◆ **PROVIDED MATERIAL**:
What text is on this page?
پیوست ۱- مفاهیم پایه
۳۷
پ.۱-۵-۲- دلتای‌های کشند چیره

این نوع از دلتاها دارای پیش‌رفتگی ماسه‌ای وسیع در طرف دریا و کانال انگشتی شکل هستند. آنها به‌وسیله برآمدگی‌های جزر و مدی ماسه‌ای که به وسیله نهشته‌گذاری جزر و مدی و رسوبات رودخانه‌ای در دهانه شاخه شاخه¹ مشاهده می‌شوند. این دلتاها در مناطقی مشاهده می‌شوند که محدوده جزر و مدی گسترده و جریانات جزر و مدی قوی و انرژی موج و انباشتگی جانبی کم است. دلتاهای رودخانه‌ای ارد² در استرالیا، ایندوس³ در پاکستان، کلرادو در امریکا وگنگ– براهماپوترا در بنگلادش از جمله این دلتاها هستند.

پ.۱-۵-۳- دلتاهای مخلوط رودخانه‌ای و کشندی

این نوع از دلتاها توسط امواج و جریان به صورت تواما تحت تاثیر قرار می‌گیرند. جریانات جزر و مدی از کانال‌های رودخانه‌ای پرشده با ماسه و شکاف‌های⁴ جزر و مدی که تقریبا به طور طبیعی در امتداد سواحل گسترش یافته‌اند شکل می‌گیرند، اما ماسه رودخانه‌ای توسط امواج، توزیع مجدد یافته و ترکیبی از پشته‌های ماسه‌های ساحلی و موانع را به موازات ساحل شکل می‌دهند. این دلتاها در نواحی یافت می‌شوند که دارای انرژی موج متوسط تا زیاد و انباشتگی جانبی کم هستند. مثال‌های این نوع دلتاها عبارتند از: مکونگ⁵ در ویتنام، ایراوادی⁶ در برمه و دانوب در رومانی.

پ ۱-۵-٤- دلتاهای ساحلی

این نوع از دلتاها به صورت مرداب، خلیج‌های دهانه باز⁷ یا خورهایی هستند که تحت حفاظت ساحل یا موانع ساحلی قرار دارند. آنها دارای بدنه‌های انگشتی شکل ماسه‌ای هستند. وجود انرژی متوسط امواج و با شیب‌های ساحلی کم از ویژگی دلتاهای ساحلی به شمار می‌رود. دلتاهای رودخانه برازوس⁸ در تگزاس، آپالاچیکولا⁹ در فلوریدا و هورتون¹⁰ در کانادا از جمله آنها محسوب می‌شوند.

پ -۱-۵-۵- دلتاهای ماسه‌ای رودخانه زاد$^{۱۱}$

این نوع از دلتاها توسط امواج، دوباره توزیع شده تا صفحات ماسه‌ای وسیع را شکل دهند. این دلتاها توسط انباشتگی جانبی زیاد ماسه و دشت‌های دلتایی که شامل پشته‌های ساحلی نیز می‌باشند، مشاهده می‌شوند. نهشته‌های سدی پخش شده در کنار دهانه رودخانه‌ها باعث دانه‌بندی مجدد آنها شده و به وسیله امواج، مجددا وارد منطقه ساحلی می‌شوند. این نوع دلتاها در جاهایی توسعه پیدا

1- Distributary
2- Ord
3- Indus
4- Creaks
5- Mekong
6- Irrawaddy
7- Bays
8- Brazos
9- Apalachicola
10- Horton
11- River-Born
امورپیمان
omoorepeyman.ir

◆ **TO BE DONE**: All of the data must be returned exactly.

◆ **THE SOLUTION**:
What text is on this page?
پیوست ۱- مفاهیم پایه
۳۷
پ.۱-۵-۲- دلتای‌های کشند چیره

این نوع از دلتاها دارای پیش‌رفتگی ماسه‌ای وسیع در طرف دریا و کانال انگشتی شکل هستند. آنها به‌وسیله برآمدگی‌های جزر و مدی ماسه‌ای که به وسیله نهشته‌گذاری جزر و مدی و رسوبات رودخانه‌ای در دهانه شاخه شاخه¹ مشاهده می‌شوند. این دلتاها در مناطقی مشاهده می‌شوند که محدوده جزر و مدی گسترده و جریانات جزر و مدی قوی و انرژی موج و انباشتگی جانبی کم است. دلتاهای رودخانه‌ای ارد² در استرالیا، ایندوس³ در پاکستان، کلرادو در امریکا وگنگ– براهماپوترا در بنگلادش از جمله این دلتاها هستند.

پ.۱-۵-۳- دلتاهای مخلوط رودخانه‌ای و کشندی

این نوع از دلتاها توسط امواج و جریان به صورت تواما تحت تاثیر قرار می‌گیرند. جریانات جزر و مدی از کانال‌های رودخانه‌ای پرشده با ماسه و شکاف‌های⁴ جزر و مدی که تقریبا به طور طبیعی در امتداد سواحل گسترش یافته‌اند شکل می‌گیرند، اما ماسه رودخانه‌ای توسط امواج، توزیع مجدد یافته و ترکیبی از پشته‌های ماسه‌های ساحلی و موانع را به موازات ساحل شکل می‌دهند. این دلتاها در نواحی یافت می‌شوند که دارای انرژی موج متوسط تا زیاد و انباشتگی جانبی کم هستند. مثال‌های این نوع دلتاها عبارتند از: مکونگ⁵ در ویتنام، ایراوادی⁶ در برمه و دانوب در رومانی.

پ ۱-۵-٤- دلتاهای ساحلی

این نوع از دلتاها به صورت مرداب، خلیج‌های دهانه باز⁷ یا خورهایی هستند که تحت حفاظت ساحل یا موانع ساحلی قرار دارند. آنها دارای بدنه‌های انگشتی شکل ماسه‌ای هستند. وجود انرژی متوسط امواج و با شیب‌های ساحلی کم از ویژگی دلتاهای ساحلی به شمار می‌رود. دلتاهای رودخانه برازوس⁸ در تگزاس، آپالاچیکولا⁹ در فلوریدا و هورتون¹⁰ در کانادا از جمله آنها محسوب می‌شوند.

پ -۱-۵-۵- دلتاهای ماسه‌ای رودخانه زاد$^{۱۱}$

این نوع از دلتاها توسط امواج، دوباره توزیع شده تا صفحات ماسه‌ای وسیع را شکل دهند. این دلتاها توسط انباشتگی جانبی زیاد ماسه و دشت‌های دلتایی که شامل پشته‌های ساحلی نیز می‌باشند، مشاهده می‌شوند. نهشته‌های سدی پخش شده در کنار دهانه رودخانه‌ها باعث دانه‌بندی مجدد آنها شده و به وسیله امواج، مجددا وارد منطقه ساحلی می‌شوند. این نوع دلتاها در جاهایی توسعه پیدا

1- Distributary
2- Ord
3- Indus
4- Creaks
5- Mekong
6- Irrawaddy
7- Bays
8- Brazos
9- Apalachicola
10- Horton
11- River-Born
امورپیمان
omoorepeyman.ir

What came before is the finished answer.